Qué se pide ::
Reproduce sin cambios el trozo de la noticia sobre la sentencia de 'La Manada' que empieza en "El fallo ha" y acaba en "Alfonso Jesús Cabezuelo.".

Fragmento de la página ::
========
El Tribunal Supremo ha revocado la sentencia de 'La Manada' y ha elevado las condenas para los cinco acusados a 15 años de prisión por un delito continuado de violación, admitiendo así los recursos de la Fiscalía, la víctima y las acusaciones populares que ejercen el Ayuntamiento de Pamplona y el Gobierno de Navarra.

El fallo ha sido anunciado tras una deliberación de más de dos horas, que ha comenzado justo después de que concluyera la vista pública en la que los cinco magistrados de la Sala han escuchado los argumentos de acusaciones y defensas. El abogado de los cinco acusados ha insistido entonces en que no hubo intimidación ni violencia: "Ella sí quería".

Tras esta deliberación, el alto tribunal considera que lo ocurrido en los Sanfermines de 2016 fue agresión sexual y no abuso, que es el delito por el que tanto la Audiencia Provincial como el Tribunal Superior de Justicia de Navarra (TSJN) habían condenado a 9 años de cárcel a José Angel Prenda, Antonio Manuel Guerrero, Jesús Escudero, Angel Pozas y Alfonso Jesús Cabezuelo.
========
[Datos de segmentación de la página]
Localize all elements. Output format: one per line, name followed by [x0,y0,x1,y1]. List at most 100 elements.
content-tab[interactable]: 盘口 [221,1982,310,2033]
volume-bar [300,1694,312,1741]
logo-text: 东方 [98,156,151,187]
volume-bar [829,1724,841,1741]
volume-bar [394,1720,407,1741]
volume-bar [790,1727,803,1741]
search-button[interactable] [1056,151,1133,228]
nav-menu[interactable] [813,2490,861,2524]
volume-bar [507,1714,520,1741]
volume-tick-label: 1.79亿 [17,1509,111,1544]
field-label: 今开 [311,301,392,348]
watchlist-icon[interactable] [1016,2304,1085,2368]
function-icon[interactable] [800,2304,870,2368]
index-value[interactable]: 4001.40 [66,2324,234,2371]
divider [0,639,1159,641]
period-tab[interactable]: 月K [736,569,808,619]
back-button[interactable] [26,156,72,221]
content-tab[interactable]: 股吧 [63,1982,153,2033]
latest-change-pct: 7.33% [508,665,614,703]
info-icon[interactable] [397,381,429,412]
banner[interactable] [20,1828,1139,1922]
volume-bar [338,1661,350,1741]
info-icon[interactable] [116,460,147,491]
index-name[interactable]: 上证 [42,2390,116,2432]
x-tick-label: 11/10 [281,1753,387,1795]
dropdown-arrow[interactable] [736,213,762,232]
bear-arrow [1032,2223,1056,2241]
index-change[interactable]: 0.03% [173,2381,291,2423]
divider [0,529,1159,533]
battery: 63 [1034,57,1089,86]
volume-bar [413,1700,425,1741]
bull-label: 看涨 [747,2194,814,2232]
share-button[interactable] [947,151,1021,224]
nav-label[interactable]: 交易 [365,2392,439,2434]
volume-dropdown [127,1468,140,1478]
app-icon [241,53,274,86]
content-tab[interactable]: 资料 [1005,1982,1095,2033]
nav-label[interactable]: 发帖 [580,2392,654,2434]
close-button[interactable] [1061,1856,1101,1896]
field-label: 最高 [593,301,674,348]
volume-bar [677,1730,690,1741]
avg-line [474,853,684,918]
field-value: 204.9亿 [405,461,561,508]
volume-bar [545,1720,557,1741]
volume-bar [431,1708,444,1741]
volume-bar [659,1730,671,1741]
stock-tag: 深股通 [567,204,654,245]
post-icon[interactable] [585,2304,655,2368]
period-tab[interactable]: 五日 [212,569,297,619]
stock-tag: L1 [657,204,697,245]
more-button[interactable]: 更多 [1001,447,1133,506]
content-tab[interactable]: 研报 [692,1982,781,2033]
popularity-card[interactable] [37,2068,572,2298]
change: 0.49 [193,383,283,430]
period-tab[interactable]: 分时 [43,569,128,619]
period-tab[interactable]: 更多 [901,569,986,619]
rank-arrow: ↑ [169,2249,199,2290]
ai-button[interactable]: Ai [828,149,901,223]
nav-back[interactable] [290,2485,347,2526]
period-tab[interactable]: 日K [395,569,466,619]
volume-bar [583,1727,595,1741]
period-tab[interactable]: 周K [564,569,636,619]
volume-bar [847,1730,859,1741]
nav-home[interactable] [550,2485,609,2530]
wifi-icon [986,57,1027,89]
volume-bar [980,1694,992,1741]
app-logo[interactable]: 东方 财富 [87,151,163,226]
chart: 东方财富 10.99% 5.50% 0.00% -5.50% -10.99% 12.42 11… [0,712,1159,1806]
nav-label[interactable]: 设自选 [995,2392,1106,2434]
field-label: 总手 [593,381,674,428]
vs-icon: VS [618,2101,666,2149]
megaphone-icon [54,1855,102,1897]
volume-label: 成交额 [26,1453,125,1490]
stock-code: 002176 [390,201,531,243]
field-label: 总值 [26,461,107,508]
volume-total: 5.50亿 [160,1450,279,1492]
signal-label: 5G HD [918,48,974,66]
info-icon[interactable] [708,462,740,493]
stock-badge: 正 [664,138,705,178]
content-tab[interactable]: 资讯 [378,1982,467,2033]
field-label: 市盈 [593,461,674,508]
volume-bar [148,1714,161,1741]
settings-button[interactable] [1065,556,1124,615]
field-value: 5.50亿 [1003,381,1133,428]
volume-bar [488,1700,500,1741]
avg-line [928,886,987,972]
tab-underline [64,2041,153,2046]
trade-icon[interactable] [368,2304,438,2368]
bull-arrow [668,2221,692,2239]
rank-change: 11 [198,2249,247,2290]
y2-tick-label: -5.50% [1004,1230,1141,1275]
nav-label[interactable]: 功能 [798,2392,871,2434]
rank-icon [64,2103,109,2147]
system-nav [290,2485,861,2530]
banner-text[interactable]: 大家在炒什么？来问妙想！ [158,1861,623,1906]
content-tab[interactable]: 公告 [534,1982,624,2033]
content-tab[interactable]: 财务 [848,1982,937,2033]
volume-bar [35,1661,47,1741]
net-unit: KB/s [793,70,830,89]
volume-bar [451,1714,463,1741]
========
Resultado del ejercicio ::
El fallo ha sido anunciado tras una deliberación de más de dos horas, que ha comenzado justo después de que concluyera la vista pública en la que los cinco magistrados de la Sala han escuchado los argumentos de acusaciones y defensas. El abogado de los cinco acusados ha insistido entonces en que no hubo intimidación ni violencia: "Ella sí quería".

Tras esta deliberación, el alto tribunal considera que lo ocurrido en los Sanfermines de 2016 fue agresión sexual y no abuso, que es el delito por el que tanto la Audiencia Provincial como el Tribunal Superior de Justicia de Navarra (TSJN) habían condenado a 9 años de cárcel a José Angel Prenda, Antonio Manuel Guerrero, Jesús Escudero, Angel Pozas y Alfonso Jesús Cabezuelo.